» **The problem**: Repeat the records in full and exactly, omitting pictures.

****************

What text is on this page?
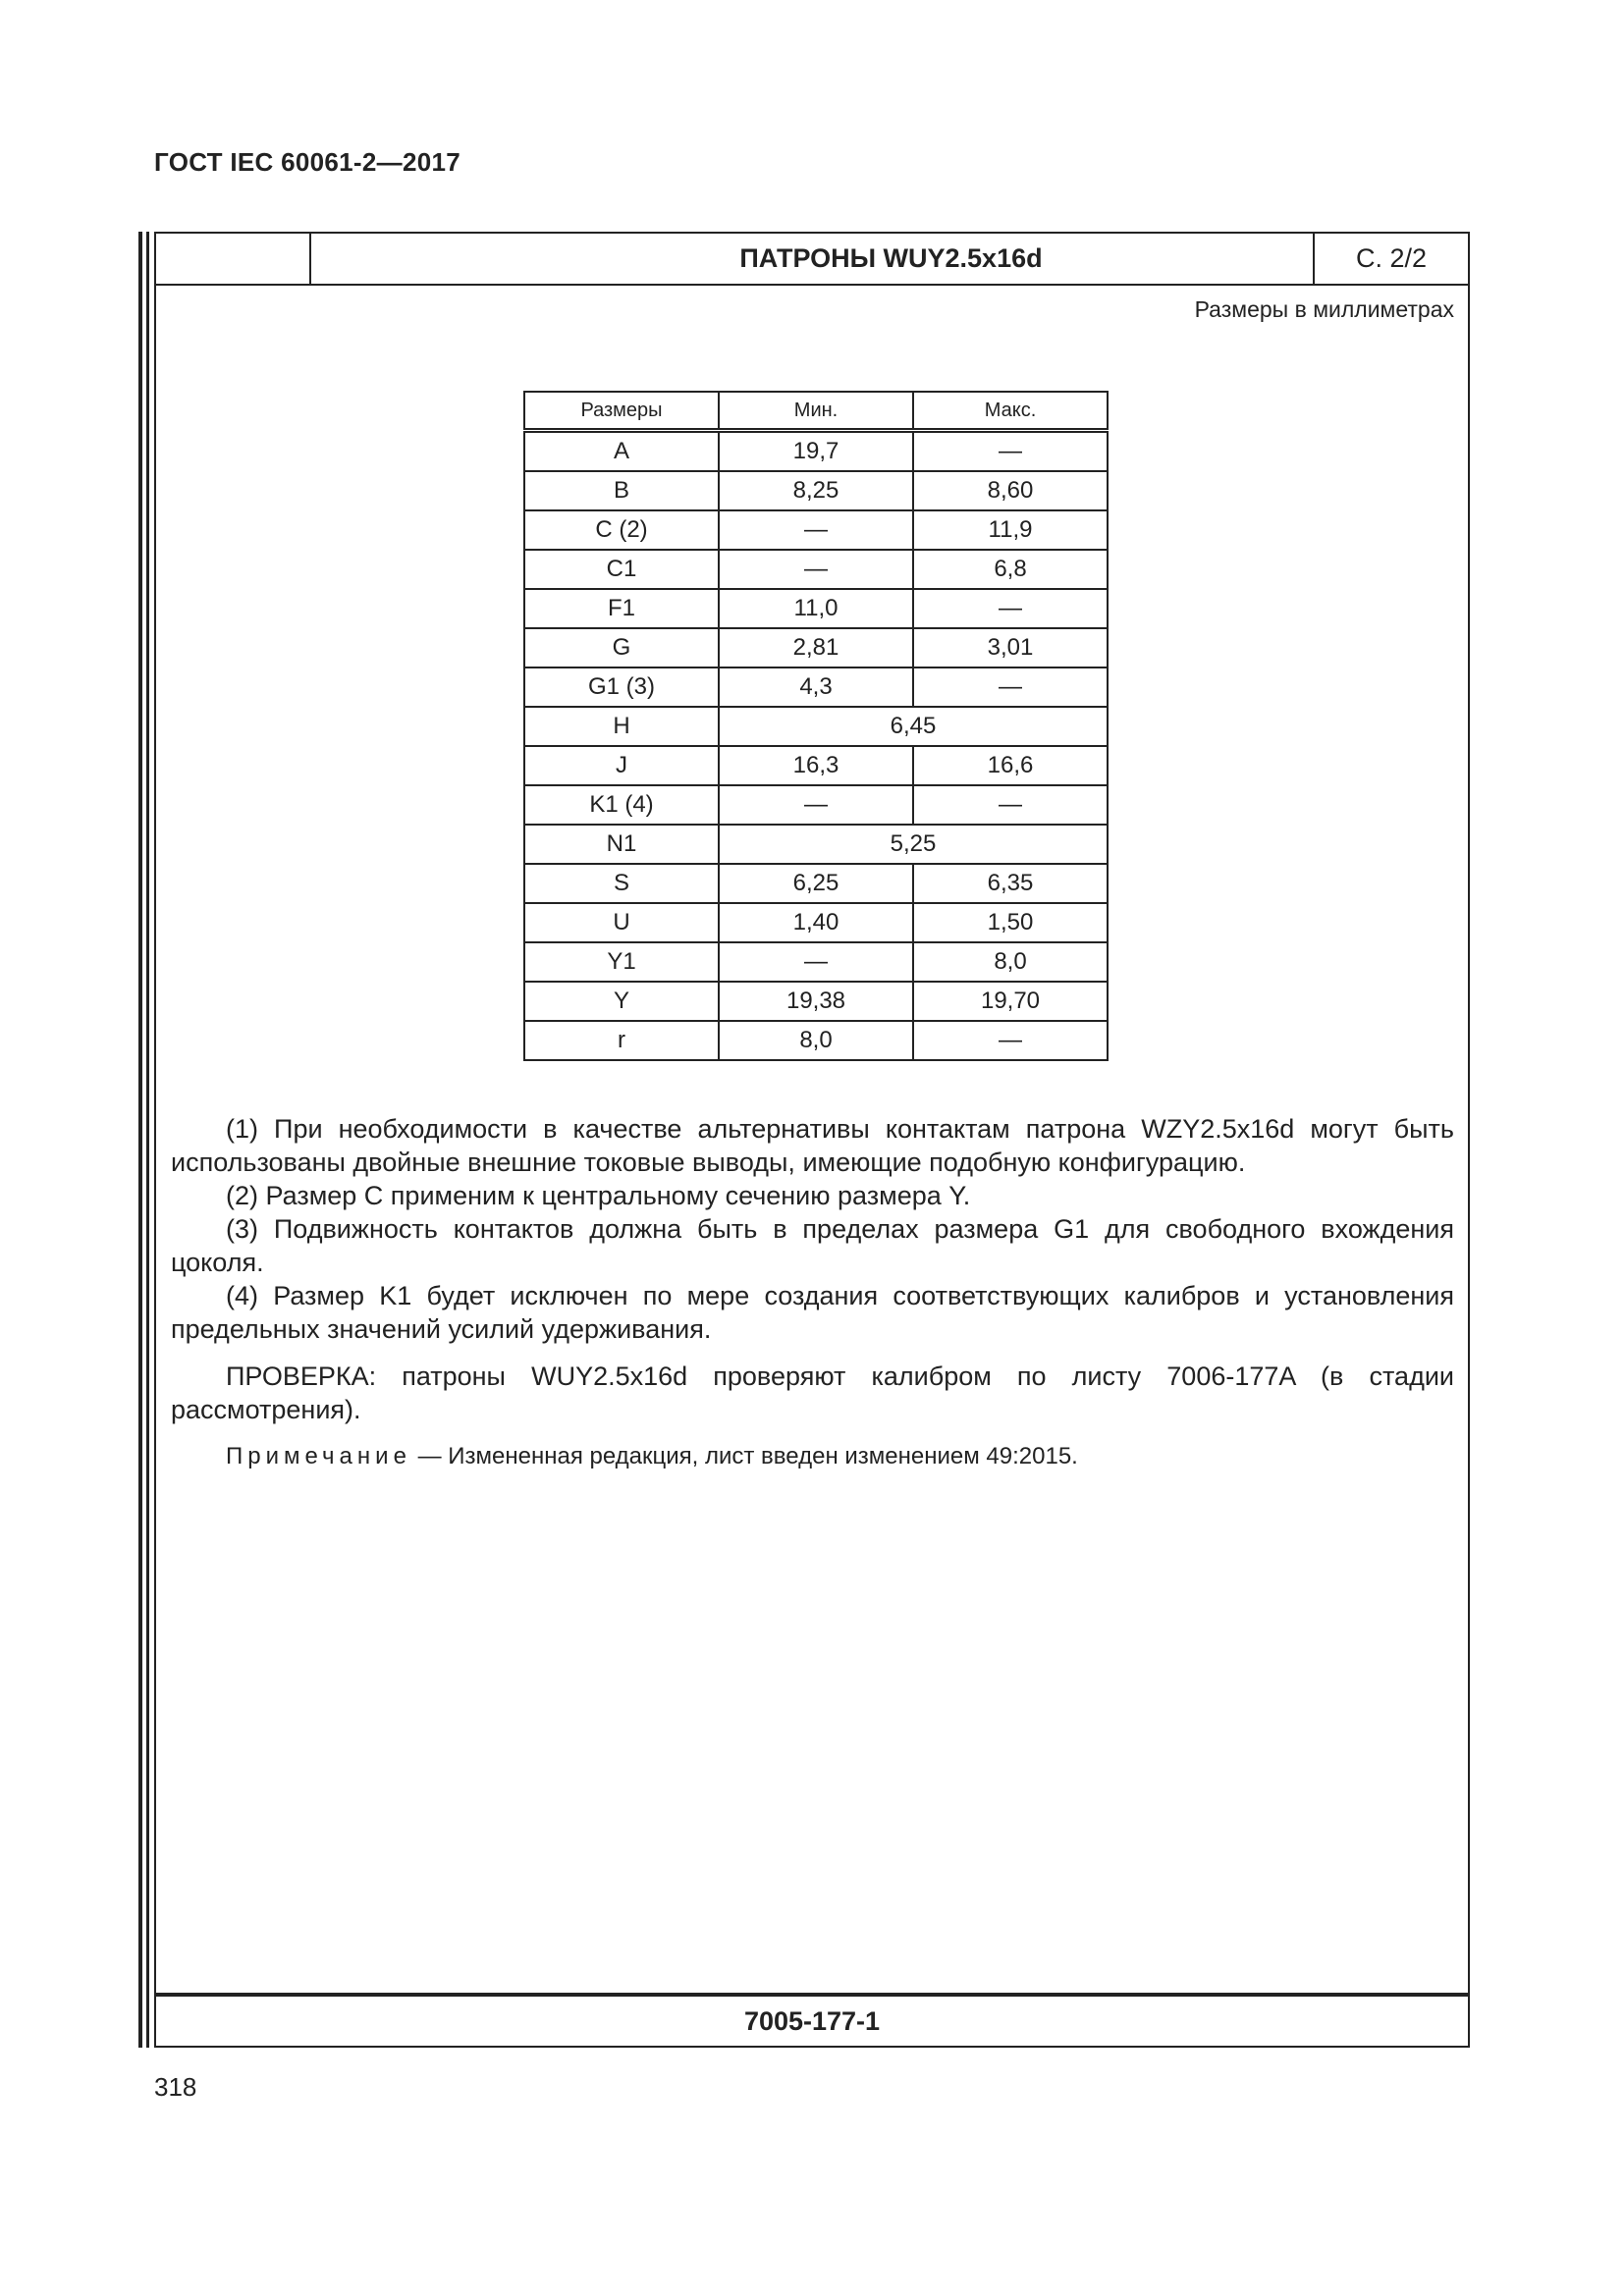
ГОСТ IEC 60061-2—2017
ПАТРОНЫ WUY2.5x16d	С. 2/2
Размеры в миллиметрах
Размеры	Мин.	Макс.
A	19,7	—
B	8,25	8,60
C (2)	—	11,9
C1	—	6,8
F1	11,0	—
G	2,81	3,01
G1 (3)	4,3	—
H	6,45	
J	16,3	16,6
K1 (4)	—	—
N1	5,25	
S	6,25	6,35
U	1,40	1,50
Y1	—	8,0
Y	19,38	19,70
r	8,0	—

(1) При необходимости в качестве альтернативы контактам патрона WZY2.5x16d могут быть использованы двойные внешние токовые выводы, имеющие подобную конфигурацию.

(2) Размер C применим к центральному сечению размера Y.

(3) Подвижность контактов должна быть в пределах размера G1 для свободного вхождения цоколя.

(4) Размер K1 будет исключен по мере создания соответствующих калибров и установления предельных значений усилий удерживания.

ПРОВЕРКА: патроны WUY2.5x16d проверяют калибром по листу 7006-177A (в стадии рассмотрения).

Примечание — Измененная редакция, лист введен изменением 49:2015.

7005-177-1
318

****************

» **Result of the task**:
What text is on this page?
ГОСТ IEC 60061-2—2017
ПАТРОНЫ WUY2.5x16d	С. 2/2
Размеры в миллиметрах
Размеры	Мин.	Макс.
A	19,7	—
B	8,25	8,60
C (2)	—	11,9
C1	—	6,8
F1	11,0	—
G	2,81	3,01
G1 (3)	4,3	—
H	6,45	
J	16,3	16,6
K1 (4)	—	—
N1	5,25	
S	6,25	6,35
U	1,40	1,50
Y1	—	8,0
Y	19,38	19,70
r	8,0	—

(1) При необходимости в качестве альтернативы контактам патрона WZY2.5x16d могут быть использованы двойные внешние токовые выводы, имеющие подобную конфигурацию.

(2) Размер C применим к центральному сечению размера Y.

(3) Подвижность контактов должна быть в пределах размера G1 для свободного вхождения цоколя.

(4) Размер K1 будет исключен по мере создания соответствующих калибров и установления предельных значений усилий удерживания.

ПРОВЕРКА: патроны WUY2.5x16d проверяют калибром по листу 7006-177A (в стадии рассмотрения).

Примечание — Измененная редакция, лист введен изменением 49:2015.

7005-177-1
318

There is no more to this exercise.